◆ **WHAT TO WORK ON**
Keep only those lines of the records that include the string "language".

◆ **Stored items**
____________________

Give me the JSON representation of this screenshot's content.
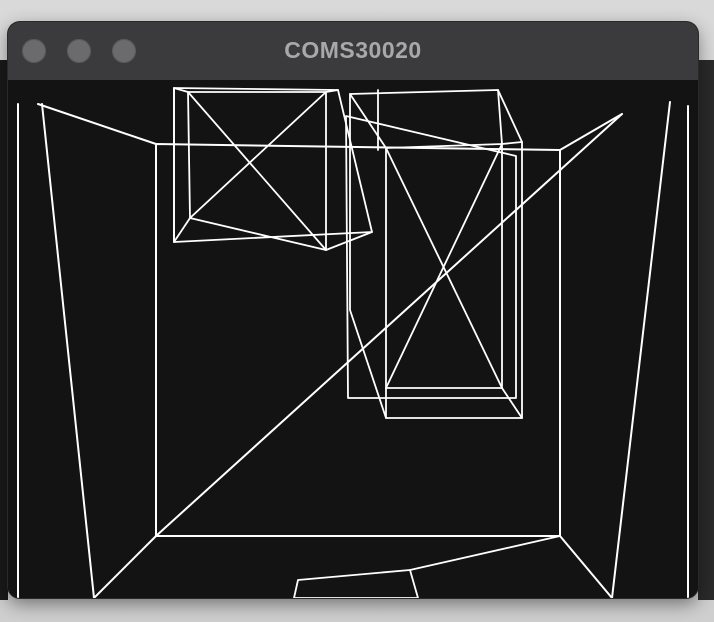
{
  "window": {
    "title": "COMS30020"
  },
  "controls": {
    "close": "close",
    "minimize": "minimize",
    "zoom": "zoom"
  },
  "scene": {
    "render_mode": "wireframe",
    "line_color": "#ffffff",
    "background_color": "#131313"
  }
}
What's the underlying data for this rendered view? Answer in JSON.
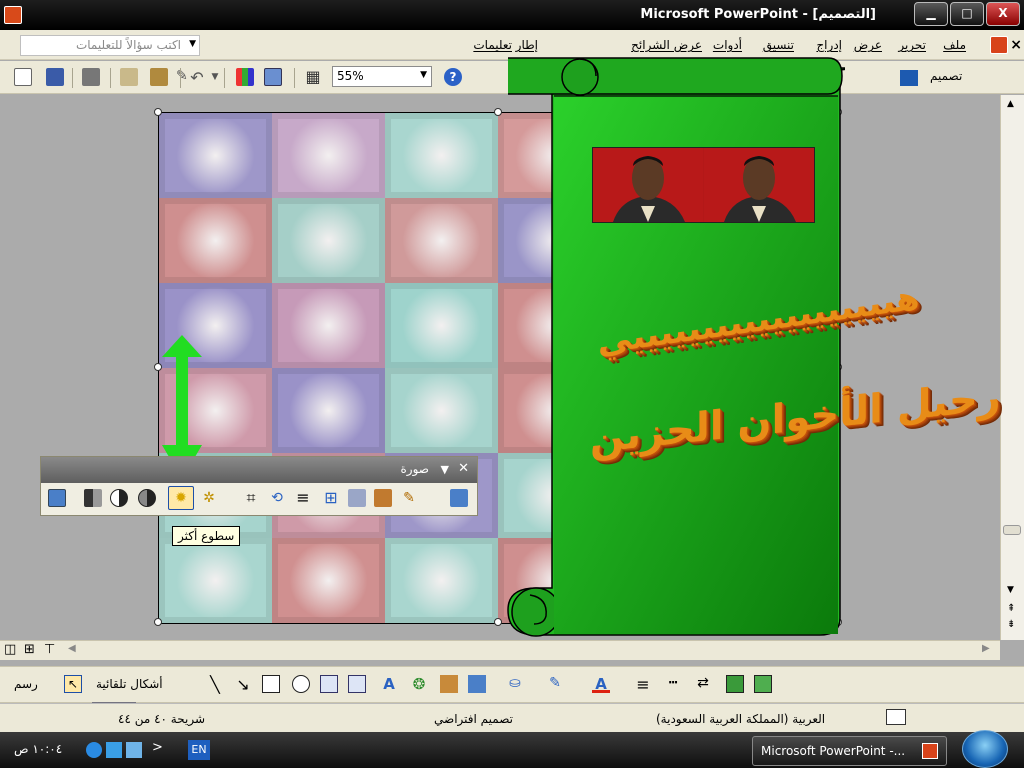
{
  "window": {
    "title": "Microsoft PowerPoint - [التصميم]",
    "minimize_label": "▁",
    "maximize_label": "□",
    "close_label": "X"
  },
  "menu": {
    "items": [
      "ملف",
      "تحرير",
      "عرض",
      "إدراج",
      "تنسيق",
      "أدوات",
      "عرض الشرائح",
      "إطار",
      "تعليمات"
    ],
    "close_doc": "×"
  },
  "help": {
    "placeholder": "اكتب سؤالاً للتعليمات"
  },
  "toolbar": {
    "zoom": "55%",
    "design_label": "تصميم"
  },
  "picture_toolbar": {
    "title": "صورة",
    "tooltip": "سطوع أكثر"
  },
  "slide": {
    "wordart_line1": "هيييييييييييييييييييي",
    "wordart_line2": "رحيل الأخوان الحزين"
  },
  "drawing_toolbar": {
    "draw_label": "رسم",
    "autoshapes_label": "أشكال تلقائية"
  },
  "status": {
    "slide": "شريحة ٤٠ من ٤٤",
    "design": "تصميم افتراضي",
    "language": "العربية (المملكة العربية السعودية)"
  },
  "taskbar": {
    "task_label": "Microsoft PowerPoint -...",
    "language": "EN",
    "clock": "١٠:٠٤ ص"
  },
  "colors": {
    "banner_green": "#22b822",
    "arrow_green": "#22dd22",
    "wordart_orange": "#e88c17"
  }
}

____________________

◆ **RESULT**
    "language": "العربية (المملكة العربية السعودية)"
    "language": "EN",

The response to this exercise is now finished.